**Stated exercise a:**
From the rows, copy the lines starting at the one containing "swe-tick-label: 200 bbox=[506, 424, 526, 435]" and ending after the one containing "nwc-word-water: WATER bbox=[15, 329, 25, 364]", reproducing each character as it appears.

**Provided text:**

In an embodiment, a method for non-intrusive speech quality and intelligibility evaluation measures using the FLANN model is proposed and developed. The method 200 comprises of the following steps: At step 202, pre-processing speech signals received from two different databases with different sampling rates for windowing and framing; At step 204, selecting frames containing voiced part of the speech signal by employing voice activity detection (VAD) technique; At step 206, normalizing amplitude of the speech signals through a dynamic range compressor (DRC) consisting of an expander which boosts the low signal levels and a compressor which reduces the high levels of peaks; At step 208, extracting six audio features including spectral centroid, spectral skewness, spectral spread, spectral tonal power ratio, entropy and standard deviation from each voiced frame; At step 210, calculating and storing perceptual evaluation of speech quality (PESQ) and short time objective intelligibility (STOI) values or each speech signal of the two databases along with the feature values and thereby designing non-intrusive (NI) evaluation of the quality and intelligibility using PESQ and STOI values as the intrusive measures; At step 212, obtaining empirical relationship between the selected features and PESQ, STOI values from a trained FLANN model; and At step 214, executing performance evaluation of the FLANN model using evaluation metrics.
The objectives of this disclosure are listed below:
1. To classify the available speech files into four groups each based on their quality and intelligibility.
2. To apply appropriate features as inputs to the FLANN model to obtain the desired PESQ and STOI values.
3. To train a FLANN model employing different types of functional expansions by taking the input-output data.
4. To evaluate, the correlation between estimated NI values obtained from the FLANN model and the corresponding intrusive measure values and to assess the superiority of the proposed model.
To further clarify the advantages and features of the present disclosure, a more particular description of the invention will be rendered by reference to specific embodiments thereof, which is illustrated in the appended drawings. It is appreciated that these drawings depict only typical embodiments of the invention and are therefore not to be considered limiting of its scope. The invention will be described and explained with additional specificity and detail with the accompanying drawings.

**Data excerpts:**
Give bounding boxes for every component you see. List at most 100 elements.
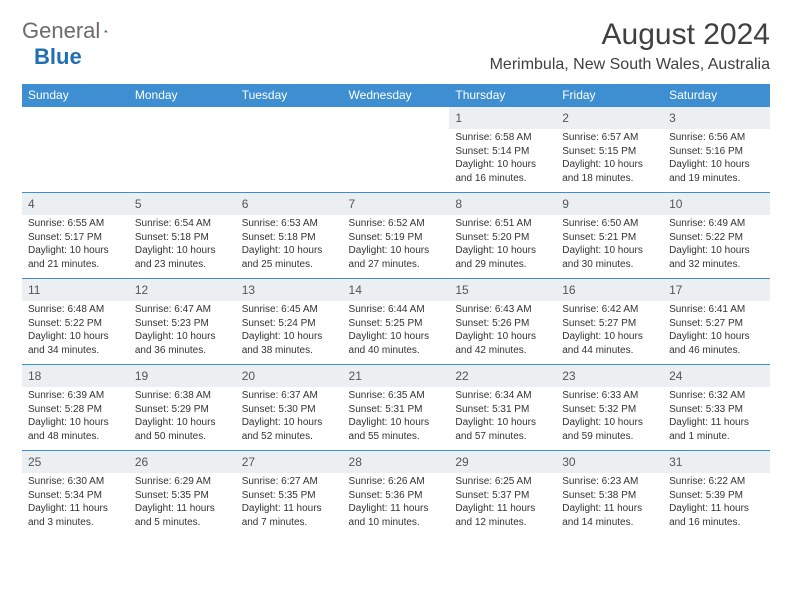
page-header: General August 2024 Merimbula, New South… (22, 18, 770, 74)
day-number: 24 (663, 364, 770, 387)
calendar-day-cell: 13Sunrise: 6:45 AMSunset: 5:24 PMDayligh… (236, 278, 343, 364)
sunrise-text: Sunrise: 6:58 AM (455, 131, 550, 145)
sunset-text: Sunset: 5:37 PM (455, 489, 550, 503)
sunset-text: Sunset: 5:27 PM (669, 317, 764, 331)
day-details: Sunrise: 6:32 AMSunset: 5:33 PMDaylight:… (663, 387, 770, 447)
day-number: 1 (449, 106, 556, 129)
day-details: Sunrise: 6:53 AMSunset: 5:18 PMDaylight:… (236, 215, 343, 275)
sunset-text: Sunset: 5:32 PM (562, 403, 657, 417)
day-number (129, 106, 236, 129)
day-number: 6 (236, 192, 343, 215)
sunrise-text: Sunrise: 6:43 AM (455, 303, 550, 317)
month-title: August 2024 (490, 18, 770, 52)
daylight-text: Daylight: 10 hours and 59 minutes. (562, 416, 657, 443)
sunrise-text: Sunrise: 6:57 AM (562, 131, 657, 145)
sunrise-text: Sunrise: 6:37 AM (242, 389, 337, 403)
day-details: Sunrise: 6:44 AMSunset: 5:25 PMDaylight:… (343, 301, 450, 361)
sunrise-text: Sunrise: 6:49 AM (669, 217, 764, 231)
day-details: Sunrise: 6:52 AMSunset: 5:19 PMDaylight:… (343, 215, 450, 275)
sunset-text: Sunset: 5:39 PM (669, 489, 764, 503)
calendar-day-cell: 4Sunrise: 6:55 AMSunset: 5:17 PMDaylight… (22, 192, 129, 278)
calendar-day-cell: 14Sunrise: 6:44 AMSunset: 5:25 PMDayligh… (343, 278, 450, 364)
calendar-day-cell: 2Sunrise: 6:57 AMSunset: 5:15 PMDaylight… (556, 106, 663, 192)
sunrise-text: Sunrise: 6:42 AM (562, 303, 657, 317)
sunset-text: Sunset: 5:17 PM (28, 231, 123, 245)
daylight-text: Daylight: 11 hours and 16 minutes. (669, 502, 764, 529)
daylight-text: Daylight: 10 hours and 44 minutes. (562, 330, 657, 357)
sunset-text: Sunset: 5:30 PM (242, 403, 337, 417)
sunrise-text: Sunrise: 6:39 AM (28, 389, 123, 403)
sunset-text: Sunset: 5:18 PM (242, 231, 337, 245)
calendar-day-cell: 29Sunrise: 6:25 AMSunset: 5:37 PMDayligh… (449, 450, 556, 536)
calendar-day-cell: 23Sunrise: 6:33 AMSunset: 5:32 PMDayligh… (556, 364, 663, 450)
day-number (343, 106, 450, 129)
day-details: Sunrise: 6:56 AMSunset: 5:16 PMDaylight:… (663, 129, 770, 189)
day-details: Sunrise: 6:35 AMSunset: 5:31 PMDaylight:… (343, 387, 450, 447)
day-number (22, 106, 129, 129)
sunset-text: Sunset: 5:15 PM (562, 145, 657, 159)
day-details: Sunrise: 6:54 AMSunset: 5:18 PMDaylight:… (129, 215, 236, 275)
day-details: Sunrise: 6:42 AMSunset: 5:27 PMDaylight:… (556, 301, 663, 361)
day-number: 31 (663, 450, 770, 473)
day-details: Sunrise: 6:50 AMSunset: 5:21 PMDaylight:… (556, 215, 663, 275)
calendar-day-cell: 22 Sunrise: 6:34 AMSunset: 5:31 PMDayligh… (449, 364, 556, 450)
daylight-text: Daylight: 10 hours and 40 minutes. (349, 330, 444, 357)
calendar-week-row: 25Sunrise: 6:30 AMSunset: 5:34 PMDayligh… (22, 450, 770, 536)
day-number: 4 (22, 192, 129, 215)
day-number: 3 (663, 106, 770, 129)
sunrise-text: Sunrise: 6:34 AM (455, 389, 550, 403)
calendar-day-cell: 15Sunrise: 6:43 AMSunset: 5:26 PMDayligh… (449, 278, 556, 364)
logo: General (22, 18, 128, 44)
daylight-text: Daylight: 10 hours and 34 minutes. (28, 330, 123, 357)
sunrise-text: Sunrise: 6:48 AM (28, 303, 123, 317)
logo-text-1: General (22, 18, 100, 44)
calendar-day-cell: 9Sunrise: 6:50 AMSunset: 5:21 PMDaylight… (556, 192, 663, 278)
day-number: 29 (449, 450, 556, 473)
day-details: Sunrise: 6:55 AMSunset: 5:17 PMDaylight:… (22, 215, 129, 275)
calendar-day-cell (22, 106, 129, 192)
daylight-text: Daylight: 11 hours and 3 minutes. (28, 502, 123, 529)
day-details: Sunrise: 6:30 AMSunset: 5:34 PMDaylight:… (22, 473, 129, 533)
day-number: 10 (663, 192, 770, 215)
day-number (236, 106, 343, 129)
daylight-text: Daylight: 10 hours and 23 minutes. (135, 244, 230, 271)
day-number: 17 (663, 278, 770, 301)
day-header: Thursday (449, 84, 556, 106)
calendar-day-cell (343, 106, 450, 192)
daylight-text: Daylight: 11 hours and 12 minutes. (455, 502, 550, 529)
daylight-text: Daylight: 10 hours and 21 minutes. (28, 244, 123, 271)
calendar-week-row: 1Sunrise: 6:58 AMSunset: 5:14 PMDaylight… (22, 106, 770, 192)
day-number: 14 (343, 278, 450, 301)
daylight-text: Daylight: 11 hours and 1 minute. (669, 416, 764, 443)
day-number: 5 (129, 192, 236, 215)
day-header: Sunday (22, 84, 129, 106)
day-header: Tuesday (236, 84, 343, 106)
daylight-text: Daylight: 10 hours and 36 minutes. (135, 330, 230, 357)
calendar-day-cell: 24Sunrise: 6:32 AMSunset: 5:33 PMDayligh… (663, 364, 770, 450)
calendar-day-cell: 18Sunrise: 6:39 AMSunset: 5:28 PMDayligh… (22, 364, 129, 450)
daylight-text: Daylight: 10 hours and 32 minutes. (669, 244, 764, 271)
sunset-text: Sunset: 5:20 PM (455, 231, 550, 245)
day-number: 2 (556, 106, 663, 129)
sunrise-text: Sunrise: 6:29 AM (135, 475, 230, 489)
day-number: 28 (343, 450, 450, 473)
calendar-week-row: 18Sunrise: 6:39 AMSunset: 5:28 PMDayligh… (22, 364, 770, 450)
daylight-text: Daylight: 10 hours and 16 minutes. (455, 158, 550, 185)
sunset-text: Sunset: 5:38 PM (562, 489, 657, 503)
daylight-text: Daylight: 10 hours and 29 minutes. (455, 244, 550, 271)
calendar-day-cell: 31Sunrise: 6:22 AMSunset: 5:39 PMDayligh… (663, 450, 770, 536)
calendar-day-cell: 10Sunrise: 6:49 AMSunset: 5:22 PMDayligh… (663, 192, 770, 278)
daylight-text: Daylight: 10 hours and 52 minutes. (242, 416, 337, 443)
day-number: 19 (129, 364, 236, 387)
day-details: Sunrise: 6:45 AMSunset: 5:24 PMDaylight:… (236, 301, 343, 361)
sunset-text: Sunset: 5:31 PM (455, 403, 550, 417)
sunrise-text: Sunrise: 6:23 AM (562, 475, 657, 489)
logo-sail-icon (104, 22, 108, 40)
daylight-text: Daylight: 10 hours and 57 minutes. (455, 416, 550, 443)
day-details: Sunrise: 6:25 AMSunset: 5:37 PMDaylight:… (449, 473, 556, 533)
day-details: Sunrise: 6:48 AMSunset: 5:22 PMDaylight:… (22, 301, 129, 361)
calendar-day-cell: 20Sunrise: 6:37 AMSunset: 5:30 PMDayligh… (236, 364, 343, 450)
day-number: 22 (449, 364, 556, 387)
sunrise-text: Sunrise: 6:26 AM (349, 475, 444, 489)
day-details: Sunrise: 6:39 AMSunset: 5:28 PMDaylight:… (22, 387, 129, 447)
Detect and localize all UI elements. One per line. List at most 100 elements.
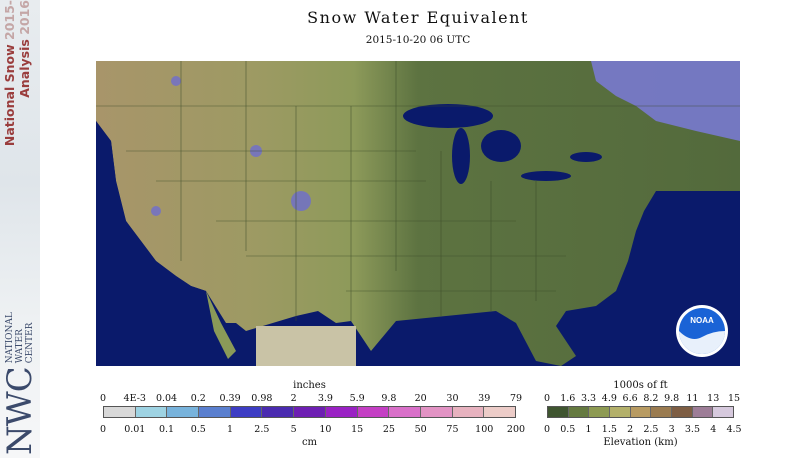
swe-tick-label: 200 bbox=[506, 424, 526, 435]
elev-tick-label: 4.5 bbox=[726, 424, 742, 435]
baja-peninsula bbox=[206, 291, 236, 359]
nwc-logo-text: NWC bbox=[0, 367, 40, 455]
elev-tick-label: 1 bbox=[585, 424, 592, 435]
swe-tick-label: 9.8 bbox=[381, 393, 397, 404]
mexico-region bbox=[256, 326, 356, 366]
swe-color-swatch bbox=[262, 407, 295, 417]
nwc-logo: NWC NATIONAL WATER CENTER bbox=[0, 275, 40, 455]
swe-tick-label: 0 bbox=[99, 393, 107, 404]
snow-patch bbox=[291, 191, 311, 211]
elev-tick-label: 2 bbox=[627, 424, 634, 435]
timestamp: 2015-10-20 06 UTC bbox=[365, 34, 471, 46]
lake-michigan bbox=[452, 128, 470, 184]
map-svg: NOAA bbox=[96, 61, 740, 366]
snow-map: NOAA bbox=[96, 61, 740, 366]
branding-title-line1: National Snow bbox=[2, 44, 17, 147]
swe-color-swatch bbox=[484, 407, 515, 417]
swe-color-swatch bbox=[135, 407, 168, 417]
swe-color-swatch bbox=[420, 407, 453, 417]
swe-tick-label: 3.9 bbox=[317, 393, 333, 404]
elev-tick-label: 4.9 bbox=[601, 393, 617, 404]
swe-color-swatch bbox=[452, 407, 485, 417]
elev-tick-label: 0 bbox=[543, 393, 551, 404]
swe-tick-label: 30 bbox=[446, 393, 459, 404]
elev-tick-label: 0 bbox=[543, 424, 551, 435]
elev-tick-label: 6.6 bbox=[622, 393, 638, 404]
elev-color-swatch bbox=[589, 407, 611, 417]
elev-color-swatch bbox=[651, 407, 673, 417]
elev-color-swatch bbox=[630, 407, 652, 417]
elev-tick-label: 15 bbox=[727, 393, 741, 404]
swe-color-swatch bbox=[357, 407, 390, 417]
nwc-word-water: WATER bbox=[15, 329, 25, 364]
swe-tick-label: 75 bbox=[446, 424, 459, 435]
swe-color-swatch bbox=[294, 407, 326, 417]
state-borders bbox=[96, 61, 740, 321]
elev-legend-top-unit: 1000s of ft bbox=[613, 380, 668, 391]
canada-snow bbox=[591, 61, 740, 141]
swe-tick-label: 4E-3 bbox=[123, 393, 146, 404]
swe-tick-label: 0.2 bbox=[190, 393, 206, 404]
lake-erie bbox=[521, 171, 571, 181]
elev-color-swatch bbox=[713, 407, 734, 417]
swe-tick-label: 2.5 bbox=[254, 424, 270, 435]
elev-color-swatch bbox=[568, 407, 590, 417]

**Stated exercise b:**
Reproduce the full text describing the FLANN speech quality method, word for word.

**Task result a:**
swe-tick-label: 200 bbox=[506, 424, 526, 435]
elev-tick-label: 4.5 bbox=[726, 424, 742, 435]
baja-peninsula bbox=[206, 291, 236, 359]
nwc-logo-text: NWC bbox=[0, 367, 40, 455]
elev-tick-label: 1 bbox=[585, 424, 592, 435]
swe-tick-label: 9.8 bbox=[381, 393, 397, 404]
mexico-region bbox=[256, 326, 356, 366]
swe-color-swatch bbox=[262, 407, 295, 417]
nwc-logo: NWC NATIONAL WATER CENTER bbox=[0, 275, 40, 455]
swe-tick-label: 0 bbox=[99, 393, 107, 404]
snow-patch bbox=[291, 191, 311, 211]
elev-tick-label: 2 bbox=[627, 424, 634, 435]
timestamp: 2015-10-20 06 UTC bbox=[365, 34, 471, 46]
lake-michigan bbox=[452, 128, 470, 184]
map-svg: NOAA bbox=[96, 61, 740, 366]
snow-map: NOAA bbox=[96, 61, 740, 366]
branding-title-line1: National Snow bbox=[2, 44, 17, 147]
swe-color-swatch bbox=[484, 407, 515, 417]
swe-color-swatch bbox=[135, 407, 168, 417]
swe-color-swatch bbox=[420, 407, 453, 417]
swe-tick-label: 3.9 bbox=[317, 393, 333, 404]
elev-tick-label: 4.9 bbox=[601, 393, 617, 404]
swe-color-swatch bbox=[452, 407, 485, 417]
elev-tick-label: 0 bbox=[543, 393, 551, 404]
swe-tick-label: 30 bbox=[446, 393, 459, 404]
elev-tick-label: 0 bbox=[543, 424, 551, 435]
elev-tick-label: 6.6 bbox=[622, 393, 638, 404]
elev-color-swatch bbox=[589, 407, 611, 417]
elev-color-swatch bbox=[651, 407, 673, 417]
elev-color-swatch bbox=[630, 407, 652, 417]
elev-tick-label: 15 bbox=[727, 393, 741, 404]
swe-color-swatch bbox=[357, 407, 390, 417]
nwc-word-water: WATER bbox=[15, 329, 25, 364]

**Task result b:**
In an embodiment, a method for non-intrusive speech quality and intelligibility evaluation measures using the FLANN model is proposed and developed. The method 200 comprises of the following steps: At step 202, pre-processing speech signals received from two different databases with different sampling rates for windowing and framing; At step 204, selecting frames containing voiced part of the speech signal by employing voice activity detection (VAD) technique; At step 206, normalizing amplitude of the speech signals through a dynamic range compressor (DRC) consisting of an expander which boosts the low signal levels and a compressor which reduces the high levels of peaks; At step 208, extracting six audio features including spectral centroid, spectral skewness, spectral spread, spectral tonal power ratio, entropy and standard deviation from each voiced frame; At step 210, calculating and storing perceptual evaluation of speech quality (PESQ) and short time objective intelligibility (STOI) values or each speech signal of the two databases along with the feature values and thereby designing non-intrusive (NI) evaluation of the quality and intelligibility using PESQ and STOI values as the intrusive measures; At step 212, obtaining empirical relationship between the selected features and PESQ, STOI values from a trained FLANN model; and At step 214, executing performance evaluation of the FLANN model using evaluation metrics.
The objectives of this disclosure are listed below:
1. To classify the available speech files into four groups each based on their quality and intelligibility.
2. To apply appropriate features as inputs to the FLANN model to obtain the desired PESQ and STOI values.
3. To train a FLANN model employing different types of functional expansions by taking the input-output data.
4. To evaluate, the correlation between estimated NI values obtained from the FLANN model and the corresponding intrusive measure values and to assess the superiority of the proposed model.
To further clarify the advantages and features of the present disclosure, a more particular description of the invention will be rendered by reference to specific embodiments thereof, which is illustrated in the appended drawings. It is appreciated that these drawings depict only typical embodiments of the invention and are therefore not to be considered limiting of its scope. The invention will be described and explained with additional specificity and detail with the accompanying drawings.